Dataset records on visual material –
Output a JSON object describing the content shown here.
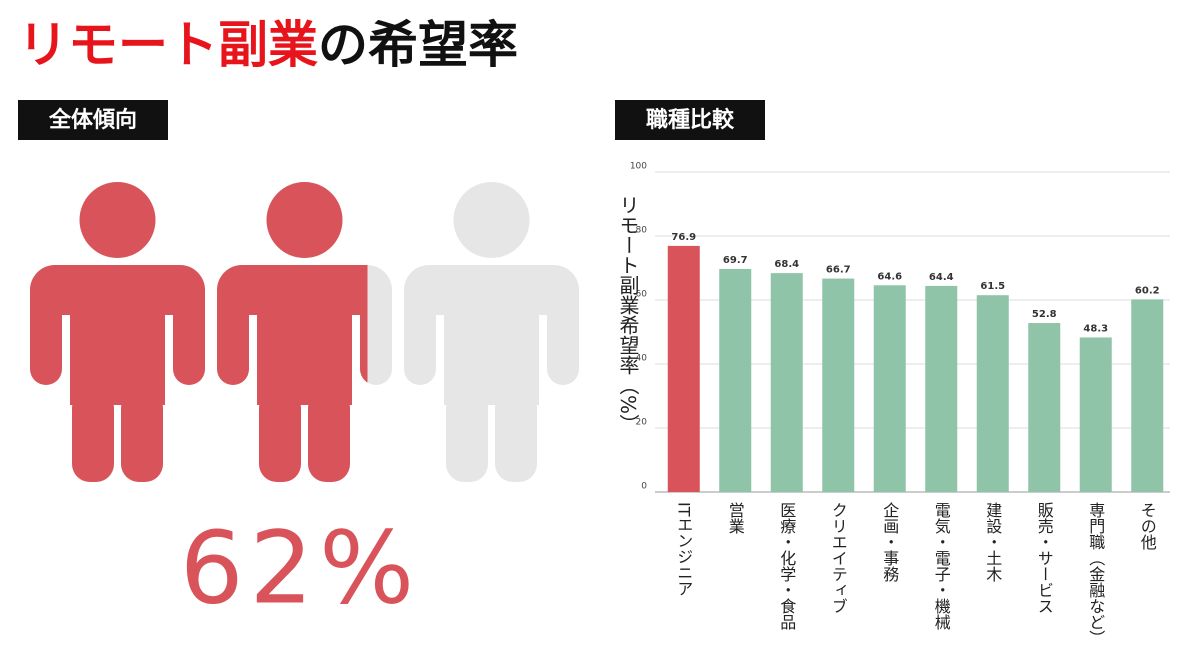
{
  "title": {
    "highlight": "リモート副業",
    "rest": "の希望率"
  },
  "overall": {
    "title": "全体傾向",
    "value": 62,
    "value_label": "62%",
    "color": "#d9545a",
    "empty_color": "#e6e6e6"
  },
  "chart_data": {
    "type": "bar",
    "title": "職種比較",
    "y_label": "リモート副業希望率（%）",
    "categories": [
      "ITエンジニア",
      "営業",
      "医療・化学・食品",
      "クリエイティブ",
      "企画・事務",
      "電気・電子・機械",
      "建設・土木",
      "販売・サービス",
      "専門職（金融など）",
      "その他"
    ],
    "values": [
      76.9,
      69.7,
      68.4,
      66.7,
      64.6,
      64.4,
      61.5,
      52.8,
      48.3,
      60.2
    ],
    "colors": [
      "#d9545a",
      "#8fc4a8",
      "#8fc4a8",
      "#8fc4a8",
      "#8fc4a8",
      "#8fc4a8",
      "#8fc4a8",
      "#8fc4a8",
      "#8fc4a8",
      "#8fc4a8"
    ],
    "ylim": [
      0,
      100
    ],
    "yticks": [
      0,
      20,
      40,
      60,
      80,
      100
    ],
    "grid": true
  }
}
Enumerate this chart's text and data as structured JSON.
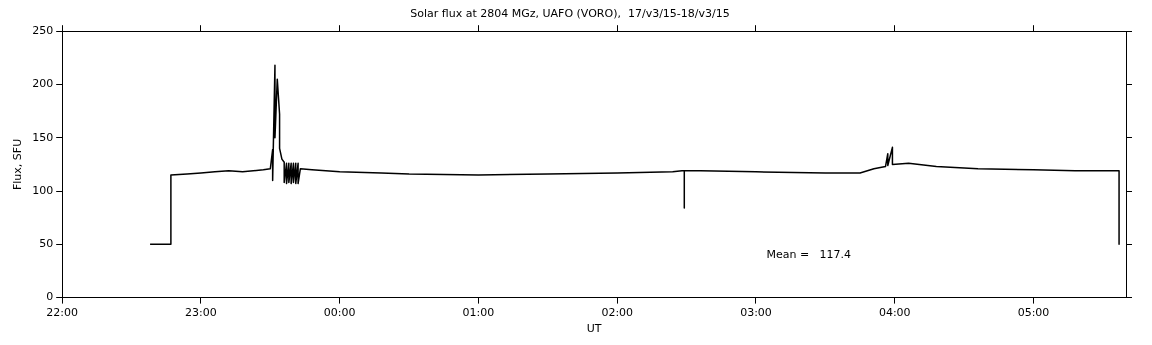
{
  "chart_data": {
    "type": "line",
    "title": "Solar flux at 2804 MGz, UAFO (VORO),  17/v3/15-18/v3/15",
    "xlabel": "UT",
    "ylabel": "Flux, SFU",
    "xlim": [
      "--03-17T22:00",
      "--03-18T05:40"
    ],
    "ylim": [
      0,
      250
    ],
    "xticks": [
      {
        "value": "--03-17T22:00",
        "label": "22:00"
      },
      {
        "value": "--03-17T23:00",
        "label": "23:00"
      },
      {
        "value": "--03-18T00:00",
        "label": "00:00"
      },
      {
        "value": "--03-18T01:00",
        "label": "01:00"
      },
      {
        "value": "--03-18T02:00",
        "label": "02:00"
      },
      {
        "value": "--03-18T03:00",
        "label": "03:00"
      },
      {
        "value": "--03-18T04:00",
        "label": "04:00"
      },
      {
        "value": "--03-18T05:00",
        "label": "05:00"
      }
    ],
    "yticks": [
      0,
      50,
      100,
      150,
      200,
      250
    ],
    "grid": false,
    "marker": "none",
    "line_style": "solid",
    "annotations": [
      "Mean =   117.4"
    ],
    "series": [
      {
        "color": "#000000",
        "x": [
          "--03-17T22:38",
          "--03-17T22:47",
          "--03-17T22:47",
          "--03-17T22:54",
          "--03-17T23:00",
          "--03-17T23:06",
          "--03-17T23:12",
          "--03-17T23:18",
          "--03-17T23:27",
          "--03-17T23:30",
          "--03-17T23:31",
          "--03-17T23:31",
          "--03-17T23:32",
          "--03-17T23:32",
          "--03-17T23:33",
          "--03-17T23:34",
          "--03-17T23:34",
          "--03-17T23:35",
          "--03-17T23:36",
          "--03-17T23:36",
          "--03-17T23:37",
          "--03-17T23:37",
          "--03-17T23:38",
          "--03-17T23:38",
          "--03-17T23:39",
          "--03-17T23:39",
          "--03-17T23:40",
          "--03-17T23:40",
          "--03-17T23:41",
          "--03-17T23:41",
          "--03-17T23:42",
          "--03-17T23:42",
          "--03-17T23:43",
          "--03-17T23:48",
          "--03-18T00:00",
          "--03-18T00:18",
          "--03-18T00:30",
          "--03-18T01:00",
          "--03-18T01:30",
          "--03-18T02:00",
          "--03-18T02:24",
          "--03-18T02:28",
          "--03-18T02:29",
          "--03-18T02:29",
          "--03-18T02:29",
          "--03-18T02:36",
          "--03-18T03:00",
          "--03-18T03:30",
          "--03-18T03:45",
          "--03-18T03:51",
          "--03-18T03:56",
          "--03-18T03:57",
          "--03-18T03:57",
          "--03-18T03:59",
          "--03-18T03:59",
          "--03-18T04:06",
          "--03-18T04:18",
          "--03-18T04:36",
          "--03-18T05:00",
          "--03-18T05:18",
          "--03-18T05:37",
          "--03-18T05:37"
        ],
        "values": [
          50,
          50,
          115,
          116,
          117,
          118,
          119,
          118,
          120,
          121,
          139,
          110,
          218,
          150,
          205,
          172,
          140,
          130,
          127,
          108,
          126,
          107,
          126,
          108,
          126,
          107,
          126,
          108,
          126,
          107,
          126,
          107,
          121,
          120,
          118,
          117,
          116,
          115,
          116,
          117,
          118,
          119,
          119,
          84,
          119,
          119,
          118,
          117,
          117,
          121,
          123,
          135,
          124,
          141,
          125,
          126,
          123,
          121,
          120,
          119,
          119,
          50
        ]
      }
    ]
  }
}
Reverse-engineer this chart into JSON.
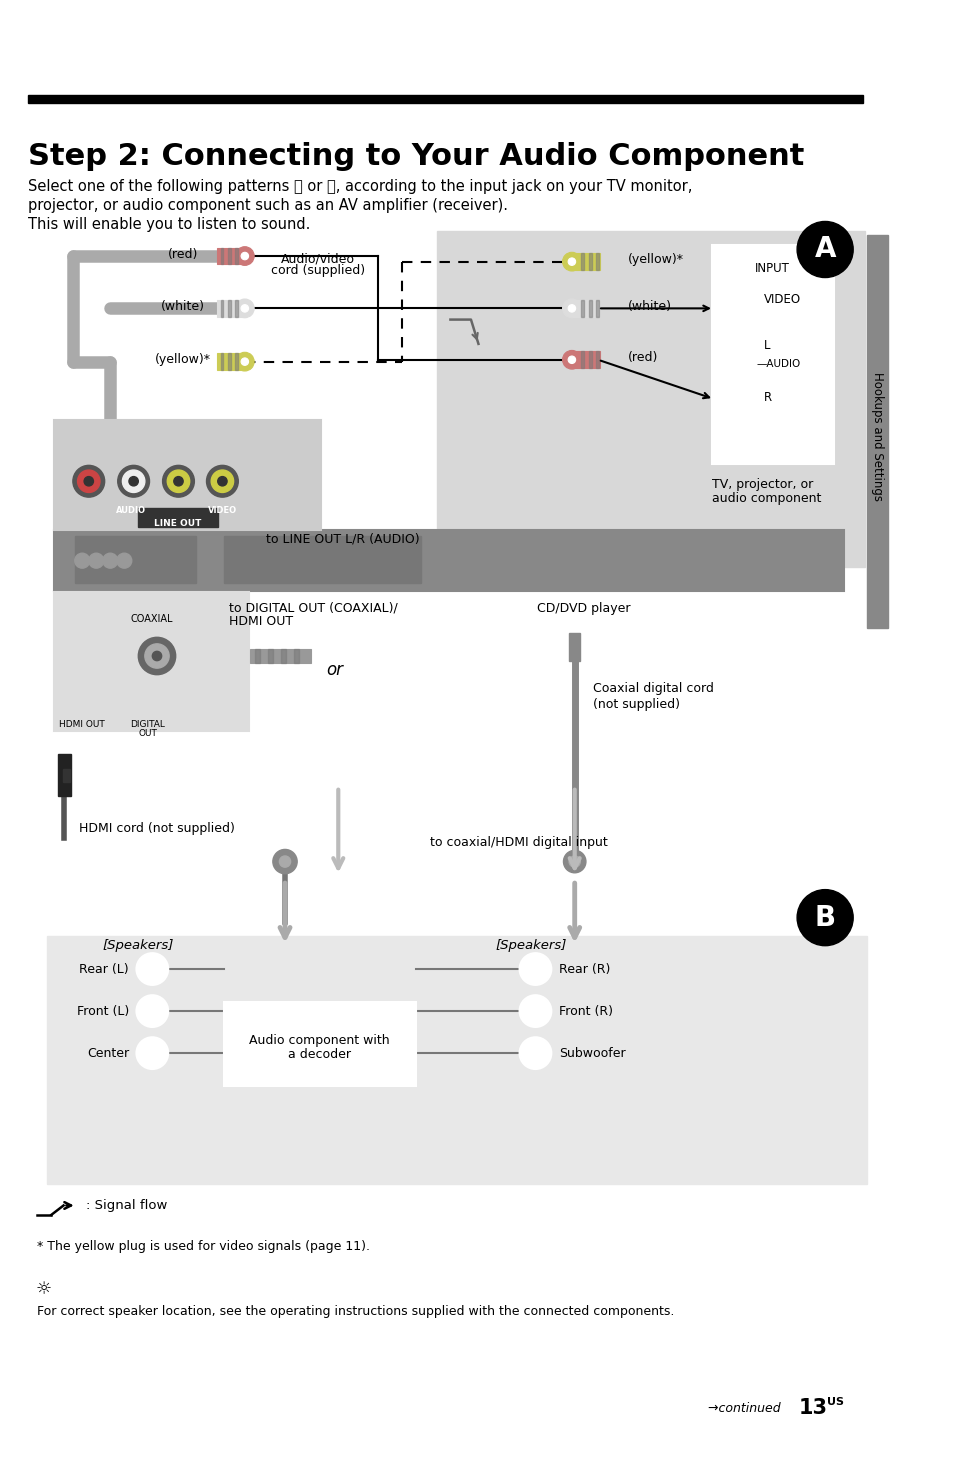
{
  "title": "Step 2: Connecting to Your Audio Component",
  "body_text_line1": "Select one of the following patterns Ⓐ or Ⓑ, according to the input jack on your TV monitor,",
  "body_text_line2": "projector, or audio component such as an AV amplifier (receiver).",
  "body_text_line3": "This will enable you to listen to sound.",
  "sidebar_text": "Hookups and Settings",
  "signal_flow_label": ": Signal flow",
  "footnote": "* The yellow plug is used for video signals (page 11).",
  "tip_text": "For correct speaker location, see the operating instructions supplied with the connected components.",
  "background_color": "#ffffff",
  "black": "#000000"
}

WORK INSTRUCTIONS –
Gather each line in these records that contains the string "title".

REPLY TO THE EXERCISE –
  "title": {
    "title": "全体傾向",
    "title": "職種比較",
    "title": "Solar flux at 2804 MGz, UAFO (VORO),  17/v3/15-18/v3/15",
  "title": "Step 2: Connecting to Your Audio Component",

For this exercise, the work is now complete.